[PROBLEM TO SOLVE]:
In the material below, list every line carrying the string "close".

+---+

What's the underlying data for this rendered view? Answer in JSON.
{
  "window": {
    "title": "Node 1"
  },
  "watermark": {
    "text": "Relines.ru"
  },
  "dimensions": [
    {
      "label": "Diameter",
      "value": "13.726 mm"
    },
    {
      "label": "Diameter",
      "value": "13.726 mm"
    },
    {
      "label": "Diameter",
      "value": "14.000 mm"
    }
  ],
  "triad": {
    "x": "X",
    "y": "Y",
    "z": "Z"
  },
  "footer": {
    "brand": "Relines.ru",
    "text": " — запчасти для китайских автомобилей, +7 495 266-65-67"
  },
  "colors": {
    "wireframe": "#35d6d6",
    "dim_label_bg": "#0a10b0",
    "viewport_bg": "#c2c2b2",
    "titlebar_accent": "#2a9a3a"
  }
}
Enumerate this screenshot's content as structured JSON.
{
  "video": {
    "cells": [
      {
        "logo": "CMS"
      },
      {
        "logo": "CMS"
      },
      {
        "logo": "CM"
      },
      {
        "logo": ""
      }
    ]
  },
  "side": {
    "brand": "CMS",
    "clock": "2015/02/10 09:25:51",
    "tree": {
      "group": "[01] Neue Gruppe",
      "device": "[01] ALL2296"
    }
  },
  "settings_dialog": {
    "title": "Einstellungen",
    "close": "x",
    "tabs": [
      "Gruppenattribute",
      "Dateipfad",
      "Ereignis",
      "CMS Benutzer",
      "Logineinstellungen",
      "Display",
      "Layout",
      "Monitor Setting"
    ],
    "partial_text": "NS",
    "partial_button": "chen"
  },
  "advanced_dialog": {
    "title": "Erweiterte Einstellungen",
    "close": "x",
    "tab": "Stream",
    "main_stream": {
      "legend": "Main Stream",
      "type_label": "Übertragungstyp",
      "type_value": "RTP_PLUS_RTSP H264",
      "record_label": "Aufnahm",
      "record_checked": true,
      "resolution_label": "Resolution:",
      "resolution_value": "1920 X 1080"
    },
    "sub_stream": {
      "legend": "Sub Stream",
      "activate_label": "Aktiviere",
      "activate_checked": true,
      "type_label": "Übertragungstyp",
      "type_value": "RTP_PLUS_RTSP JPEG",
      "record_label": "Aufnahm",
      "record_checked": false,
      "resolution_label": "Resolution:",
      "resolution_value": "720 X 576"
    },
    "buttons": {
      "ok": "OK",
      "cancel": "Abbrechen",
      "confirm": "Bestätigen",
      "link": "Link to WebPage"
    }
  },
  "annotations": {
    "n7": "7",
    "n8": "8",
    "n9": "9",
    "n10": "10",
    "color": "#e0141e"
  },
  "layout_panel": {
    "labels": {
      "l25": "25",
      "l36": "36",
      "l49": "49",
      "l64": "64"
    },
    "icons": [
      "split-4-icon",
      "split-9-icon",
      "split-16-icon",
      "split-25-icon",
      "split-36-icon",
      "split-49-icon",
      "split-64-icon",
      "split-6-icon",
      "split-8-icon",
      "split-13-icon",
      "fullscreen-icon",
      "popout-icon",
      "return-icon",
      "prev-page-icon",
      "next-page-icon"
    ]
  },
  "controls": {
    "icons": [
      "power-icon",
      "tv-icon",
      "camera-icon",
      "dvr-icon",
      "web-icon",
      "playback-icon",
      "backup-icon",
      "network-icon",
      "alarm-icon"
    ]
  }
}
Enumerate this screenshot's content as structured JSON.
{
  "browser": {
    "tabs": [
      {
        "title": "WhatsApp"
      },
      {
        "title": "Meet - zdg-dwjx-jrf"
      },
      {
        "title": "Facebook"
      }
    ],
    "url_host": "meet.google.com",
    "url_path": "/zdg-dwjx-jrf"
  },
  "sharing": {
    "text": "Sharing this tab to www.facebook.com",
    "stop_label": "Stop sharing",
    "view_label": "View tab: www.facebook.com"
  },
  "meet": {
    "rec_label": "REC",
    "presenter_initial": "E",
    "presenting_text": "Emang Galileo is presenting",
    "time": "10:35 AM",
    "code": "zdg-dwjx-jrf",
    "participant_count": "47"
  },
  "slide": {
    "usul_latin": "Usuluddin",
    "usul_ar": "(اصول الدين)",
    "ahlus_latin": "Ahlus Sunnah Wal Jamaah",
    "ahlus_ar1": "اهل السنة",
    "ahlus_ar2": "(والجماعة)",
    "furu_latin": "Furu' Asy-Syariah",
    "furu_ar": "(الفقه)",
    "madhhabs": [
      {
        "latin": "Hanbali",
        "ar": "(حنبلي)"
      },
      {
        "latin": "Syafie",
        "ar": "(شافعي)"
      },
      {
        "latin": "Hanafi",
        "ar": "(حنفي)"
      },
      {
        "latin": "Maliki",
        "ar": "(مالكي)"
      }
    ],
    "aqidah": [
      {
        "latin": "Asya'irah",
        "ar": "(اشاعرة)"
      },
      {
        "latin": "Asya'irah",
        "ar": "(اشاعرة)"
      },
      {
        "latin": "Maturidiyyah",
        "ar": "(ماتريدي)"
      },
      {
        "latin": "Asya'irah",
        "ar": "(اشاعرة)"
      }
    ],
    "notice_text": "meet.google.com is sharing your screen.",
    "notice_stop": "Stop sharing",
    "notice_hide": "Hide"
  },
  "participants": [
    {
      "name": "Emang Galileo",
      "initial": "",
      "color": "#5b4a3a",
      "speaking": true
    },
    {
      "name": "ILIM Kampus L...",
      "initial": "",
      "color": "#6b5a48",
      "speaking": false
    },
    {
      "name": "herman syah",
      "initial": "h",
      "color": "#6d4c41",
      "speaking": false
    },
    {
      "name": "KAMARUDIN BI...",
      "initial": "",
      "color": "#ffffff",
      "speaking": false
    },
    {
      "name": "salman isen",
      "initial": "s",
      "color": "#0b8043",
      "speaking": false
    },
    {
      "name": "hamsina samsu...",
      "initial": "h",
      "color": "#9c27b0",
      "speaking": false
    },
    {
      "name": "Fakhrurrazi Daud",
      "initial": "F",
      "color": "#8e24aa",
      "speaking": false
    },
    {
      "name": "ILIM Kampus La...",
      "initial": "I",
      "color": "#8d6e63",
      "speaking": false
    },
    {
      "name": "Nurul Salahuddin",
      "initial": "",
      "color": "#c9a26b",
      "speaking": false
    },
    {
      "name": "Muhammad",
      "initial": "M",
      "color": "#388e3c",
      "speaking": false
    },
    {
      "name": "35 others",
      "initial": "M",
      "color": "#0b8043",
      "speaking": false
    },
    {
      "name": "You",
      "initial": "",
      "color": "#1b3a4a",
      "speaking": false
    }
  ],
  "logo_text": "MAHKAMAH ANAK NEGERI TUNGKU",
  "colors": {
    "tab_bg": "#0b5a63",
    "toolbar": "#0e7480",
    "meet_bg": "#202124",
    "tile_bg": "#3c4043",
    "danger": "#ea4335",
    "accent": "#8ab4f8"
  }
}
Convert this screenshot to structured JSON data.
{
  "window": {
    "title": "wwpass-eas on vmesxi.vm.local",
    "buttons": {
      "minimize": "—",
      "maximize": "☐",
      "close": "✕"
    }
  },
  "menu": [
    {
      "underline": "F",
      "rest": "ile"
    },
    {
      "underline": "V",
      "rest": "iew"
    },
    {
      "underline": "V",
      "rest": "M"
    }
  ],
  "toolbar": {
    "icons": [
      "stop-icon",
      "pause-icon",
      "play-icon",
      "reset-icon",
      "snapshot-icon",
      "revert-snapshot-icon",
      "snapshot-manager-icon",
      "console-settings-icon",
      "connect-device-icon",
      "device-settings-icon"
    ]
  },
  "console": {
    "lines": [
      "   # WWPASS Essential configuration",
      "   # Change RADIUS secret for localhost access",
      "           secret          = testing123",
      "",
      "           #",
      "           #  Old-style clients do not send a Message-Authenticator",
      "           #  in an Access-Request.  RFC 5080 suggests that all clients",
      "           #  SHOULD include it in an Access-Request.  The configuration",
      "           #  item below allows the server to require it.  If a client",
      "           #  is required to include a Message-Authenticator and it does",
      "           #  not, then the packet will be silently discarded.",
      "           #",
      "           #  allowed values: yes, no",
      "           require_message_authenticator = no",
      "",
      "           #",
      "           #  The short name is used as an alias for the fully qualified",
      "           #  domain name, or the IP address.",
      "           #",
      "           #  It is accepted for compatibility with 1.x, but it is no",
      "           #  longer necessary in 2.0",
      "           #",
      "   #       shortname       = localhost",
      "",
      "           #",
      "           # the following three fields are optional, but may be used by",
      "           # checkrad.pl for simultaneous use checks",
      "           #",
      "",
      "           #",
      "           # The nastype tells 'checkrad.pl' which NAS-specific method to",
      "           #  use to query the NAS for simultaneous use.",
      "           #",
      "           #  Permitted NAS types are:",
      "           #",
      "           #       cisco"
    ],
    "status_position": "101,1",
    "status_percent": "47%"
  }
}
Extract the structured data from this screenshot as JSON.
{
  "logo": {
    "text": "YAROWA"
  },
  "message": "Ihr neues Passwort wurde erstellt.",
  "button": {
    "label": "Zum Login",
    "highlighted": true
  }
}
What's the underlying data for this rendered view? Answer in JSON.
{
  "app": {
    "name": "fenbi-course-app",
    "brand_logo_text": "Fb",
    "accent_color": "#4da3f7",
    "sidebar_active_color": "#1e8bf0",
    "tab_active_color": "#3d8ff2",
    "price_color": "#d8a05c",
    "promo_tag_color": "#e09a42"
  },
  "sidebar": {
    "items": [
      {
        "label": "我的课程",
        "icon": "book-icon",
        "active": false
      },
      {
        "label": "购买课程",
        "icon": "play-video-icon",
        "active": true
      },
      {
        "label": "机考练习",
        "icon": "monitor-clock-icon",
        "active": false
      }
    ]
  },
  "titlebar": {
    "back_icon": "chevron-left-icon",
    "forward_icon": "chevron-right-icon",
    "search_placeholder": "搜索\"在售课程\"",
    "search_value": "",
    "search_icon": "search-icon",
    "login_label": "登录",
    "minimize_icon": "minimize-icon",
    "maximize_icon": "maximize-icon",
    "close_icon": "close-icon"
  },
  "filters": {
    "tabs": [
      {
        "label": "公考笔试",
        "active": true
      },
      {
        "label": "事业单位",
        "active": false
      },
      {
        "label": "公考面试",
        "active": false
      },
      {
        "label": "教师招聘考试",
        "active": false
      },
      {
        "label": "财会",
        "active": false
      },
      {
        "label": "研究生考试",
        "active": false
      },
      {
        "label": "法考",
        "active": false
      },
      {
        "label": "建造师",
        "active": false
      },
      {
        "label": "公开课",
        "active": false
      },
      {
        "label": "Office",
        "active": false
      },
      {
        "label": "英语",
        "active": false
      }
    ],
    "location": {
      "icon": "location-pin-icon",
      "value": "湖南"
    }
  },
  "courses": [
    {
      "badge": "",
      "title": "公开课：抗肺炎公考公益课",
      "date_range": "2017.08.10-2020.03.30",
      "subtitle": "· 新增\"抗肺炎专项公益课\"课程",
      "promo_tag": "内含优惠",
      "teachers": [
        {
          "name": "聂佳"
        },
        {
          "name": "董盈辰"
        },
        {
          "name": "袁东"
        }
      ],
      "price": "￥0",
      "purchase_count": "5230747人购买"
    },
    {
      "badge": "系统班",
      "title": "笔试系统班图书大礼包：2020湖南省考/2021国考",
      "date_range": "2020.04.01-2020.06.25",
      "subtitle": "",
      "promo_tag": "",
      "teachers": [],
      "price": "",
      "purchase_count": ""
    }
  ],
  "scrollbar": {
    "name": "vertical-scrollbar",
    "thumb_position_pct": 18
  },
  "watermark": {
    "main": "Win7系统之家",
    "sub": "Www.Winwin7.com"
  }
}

+---+

[ANSWER TO THIS EXERCISE]:
    "close": "x",
    "close": "x",
      "close": "✕"
    "close_icon": "close-icon"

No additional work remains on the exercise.